SET EXERCISE: Could you render the entries below as a Markdown table with the columns "Row" and "Line", one numbered row per line and blank lines left out?
====== DATA RECORDS
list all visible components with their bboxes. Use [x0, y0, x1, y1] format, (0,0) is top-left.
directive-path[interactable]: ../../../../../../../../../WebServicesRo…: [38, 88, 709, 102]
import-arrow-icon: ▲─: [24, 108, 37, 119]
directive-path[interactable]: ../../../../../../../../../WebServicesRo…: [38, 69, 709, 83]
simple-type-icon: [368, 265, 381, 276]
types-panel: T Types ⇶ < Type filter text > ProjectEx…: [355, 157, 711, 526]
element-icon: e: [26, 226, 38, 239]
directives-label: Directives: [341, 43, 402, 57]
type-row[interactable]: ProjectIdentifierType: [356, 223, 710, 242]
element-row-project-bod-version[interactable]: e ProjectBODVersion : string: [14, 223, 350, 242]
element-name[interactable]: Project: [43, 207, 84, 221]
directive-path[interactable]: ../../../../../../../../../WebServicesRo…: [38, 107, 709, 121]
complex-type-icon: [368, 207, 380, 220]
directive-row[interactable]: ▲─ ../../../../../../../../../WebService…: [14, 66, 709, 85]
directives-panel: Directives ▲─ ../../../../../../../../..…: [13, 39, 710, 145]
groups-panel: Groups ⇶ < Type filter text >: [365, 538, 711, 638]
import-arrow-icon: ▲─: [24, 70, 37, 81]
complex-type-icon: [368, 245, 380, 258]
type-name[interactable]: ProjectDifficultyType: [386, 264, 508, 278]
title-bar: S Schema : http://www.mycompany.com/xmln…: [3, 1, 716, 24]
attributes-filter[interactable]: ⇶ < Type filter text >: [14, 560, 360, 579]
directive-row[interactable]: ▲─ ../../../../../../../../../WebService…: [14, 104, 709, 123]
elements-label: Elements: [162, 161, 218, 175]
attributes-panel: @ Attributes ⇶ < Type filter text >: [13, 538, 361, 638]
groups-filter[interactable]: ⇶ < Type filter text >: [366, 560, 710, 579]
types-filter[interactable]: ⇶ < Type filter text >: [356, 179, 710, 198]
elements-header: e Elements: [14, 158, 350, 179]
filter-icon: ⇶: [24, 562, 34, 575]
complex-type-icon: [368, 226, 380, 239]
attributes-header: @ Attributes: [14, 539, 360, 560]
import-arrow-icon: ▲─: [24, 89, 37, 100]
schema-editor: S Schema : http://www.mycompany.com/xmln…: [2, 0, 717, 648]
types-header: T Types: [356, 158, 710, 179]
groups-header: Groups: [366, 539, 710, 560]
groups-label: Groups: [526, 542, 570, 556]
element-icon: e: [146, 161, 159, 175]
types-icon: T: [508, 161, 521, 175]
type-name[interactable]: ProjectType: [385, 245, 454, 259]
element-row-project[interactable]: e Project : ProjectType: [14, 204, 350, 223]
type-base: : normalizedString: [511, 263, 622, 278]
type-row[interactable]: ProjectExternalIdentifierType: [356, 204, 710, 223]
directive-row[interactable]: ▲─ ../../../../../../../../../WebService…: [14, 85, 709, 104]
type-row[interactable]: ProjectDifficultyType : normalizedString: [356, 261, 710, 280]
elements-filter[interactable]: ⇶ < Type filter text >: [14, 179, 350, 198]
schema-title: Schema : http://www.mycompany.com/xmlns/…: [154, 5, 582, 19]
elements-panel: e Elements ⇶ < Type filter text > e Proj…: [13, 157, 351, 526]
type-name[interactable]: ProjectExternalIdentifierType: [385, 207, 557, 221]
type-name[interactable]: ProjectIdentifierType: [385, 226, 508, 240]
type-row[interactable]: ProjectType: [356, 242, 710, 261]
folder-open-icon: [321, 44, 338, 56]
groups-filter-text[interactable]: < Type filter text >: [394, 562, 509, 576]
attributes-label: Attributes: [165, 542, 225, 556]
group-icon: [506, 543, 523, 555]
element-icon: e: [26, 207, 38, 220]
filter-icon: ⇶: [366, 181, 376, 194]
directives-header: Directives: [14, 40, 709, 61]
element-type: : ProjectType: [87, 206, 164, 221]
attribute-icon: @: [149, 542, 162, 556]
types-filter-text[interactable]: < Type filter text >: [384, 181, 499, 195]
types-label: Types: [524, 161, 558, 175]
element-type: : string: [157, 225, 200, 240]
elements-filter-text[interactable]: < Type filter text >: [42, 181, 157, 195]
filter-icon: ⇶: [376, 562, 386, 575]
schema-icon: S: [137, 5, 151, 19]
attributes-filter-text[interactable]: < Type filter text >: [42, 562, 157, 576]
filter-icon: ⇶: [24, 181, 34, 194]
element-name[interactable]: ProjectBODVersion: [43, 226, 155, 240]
============
RESULT OF THE TASK:
| Row | Line |
|---|---|
| 1 | list all visible components with their bboxes. Use [x0, y0, x1, y1] format, (0,0) is top-left. |
| 2 | directive-path[interactable]: ../../../../../../../../../WebServicesRo…: [38, 88, 709, 102] |
| 3 | import-arrow-icon: ▲─: [24, 108, 37, 119] |
| 4 | directive-path[interactable]: ../../../../../../../../../WebServicesRo…: [38, 69, 709, 83] |
| 5 | simple-type-icon: [368, 265, 381, 276] |
| 6 | types-panel: T Types ⇶ < Type filter text > ProjectEx…: [355, 157, 711, 526] |
| 7 | element-icon: e: [26, 226, 38, 239] |
| 8 | directives-label: Directives: [341, 43, 402, 57] |
| 9 | type-row[interactable]: ProjectIdentifierType: [356, 223, 710, 242] |
| 10 | element-row-project-bod-version[interactable]: e ProjectBODVersion : string: [14, 223, 350, 242] |
| 11 | element-name[interactable]: Project: [43, 207, 84, 221] |
| 12 | directive-path[interactable]: ../../../../../../../../../WebServicesRo…: [38, 107, 709, 121] |
| 13 | complex-type-icon: [368, 207, 380, 220] |
| 14 | directive-row[interactable]: ▲─ ../../../../../../../../../WebService…: [14, 66, 709, 85] |
| 15 | directives-panel: Directives ▲─ ../../../../../../../../..…: [13, 39, 710, 145] |
| 16 | groups-panel: Groups ⇶ < Type filter text >: [365, 538, 711, 638] |
| 17 | import-arrow-icon: ▲─: [24, 70, 37, 81] |
| 18 | complex-type-icon: [368, 245, 380, 258] |
| 19 | type-name[interactable]: ProjectDifficultyType: [386, 264, 508, 278] |
| 20 | title-bar: S Schema : http://www.mycompany.com/xmln…: [3, 1, 716, 24] |
| 21 | attributes-filter[interactable]: ⇶ < Type filter text >: [14, 560, 360, 579] |
| 22 | directive-row[interactable]: ▲─ ../../../../../../../../../WebService…: [14, 104, 709, 123] |
| 23 | elements-label: Elements: [162, 161, 218, 175] |
| 24 | attributes-panel: @ Attributes ⇶ < Type filter text >: [13, 538, 361, 638] |
| 25 | groups-filter[interactable]: ⇶ < Type filter text >: [366, 560, 710, 579] |
| 26 | types-filter[interactable]: ⇶ < Type filter text >: [356, 179, 710, 198] |
| 27 | elements-header: e Elements: [14, 158, 350, 179] |
| 28 | filter-icon: ⇶: [24, 562, 34, 575] |
| 29 | complex-type-icon: [368, 226, 380, 239] |
| 30 | attributes-header: @ Attributes: [14, 539, 360, 560] |
| 31 | import-arrow-icon: ▲─: [24, 89, 37, 100] |
| 32 | schema-editor: S Schema : http://www.mycompany.com/xmln…: [2, 0, 717, 648] |
| 33 | types-header: T Types: [356, 158, 710, 179] |
| 34 | groups-header: Groups: [366, 539, 710, 560] |
| 35 | groups-label: Groups: [526, 542, 570, 556] |
| 36 | element-icon: e: [146, 161, 159, 175] |
| 37 | types-icon: T: [508, 161, 521, 175] |
| 38 | type-name[interactable]: ProjectType: [385, 245, 454, 259] |
| 39 | element-row-project[interactable]: e Project : ProjectType: [14, 204, 350, 223] |
| 40 | type-base: : normalizedString: [511, 263, 622, 278] |
| 41 | type-row[interactable]: ProjectExternalIdentifierType: [356, 204, 710, 223] |
| 42 | directive-row[interactable]: ▲─ ../../../../../../../../../WebService…: [14, 85, 709, 104] |
| 43 | type-row[interactable]: ProjectDifficultyType : normalizedString: [356, 261, 710, 280] |
| 44 | elements-filter[interactable]: ⇶ < Type filter text >: [14, 179, 350, 198] |
| 45 | schema-title: Schema : http://www.mycompany.com/xmlns/…: [154, 5, 582, 19] |
| 46 | elements-panel: e Elements ⇶ < Type filter text > e Proj…: [13, 157, 351, 526] |
| 47 | type-name[interactable]: ProjectExternalIdentifierType: [385, 207, 557, 221] |
| 48 | type-name[interactable]: ProjectIdentifierType: [385, 226, 508, 240] |
| 49 | type-row[interactable]: ProjectType: [356, 242, 710, 261] |
| 50 | folder-open-icon: [321, 44, 338, 56] |
| 51 | groups-filter-text[interactable]: < Type filter text >: [394, 562, 509, 576] |
| 52 | attributes-label: Attributes: [165, 542, 225, 556] |
| 53 | group-icon: [506, 543, 523, 555] |
| 54 | element-icon: e: [26, 207, 38, 220] |
| 55 | filter-icon: ⇶: [366, 181, 376, 194] |
| 56 | directives-header: Directives: [14, 40, 709, 61] |
| 57 | element-type: : ProjectType: [87, 206, 164, 221] |
| 58 | attribute-icon: @: [149, 542, 162, 556] |
| 59 | types-filter-text[interactable]: < Type filter text >: [384, 181, 499, 195] |
| 60 | types-label: Types: [524, 161, 558, 175] |
| 61 | element-type: : string: [157, 225, 200, 240] |
| 62 | elements-filter-text[interactable]: < Type filter text >: [42, 181, 157, 195] |
| 63 | filter-icon: ⇶: [376, 562, 386, 575] |
| 64 | schema-icon: S: [137, 5, 151, 19] |
| 65 | attributes-filter-text[interactable]: < Type filter text >: [42, 562, 157, 576] |
| 66 | filter-icon: ⇶: [24, 181, 34, 194] |
| 67 | element-name[interactable]: ProjectBODVersion: [43, 226, 155, 240] |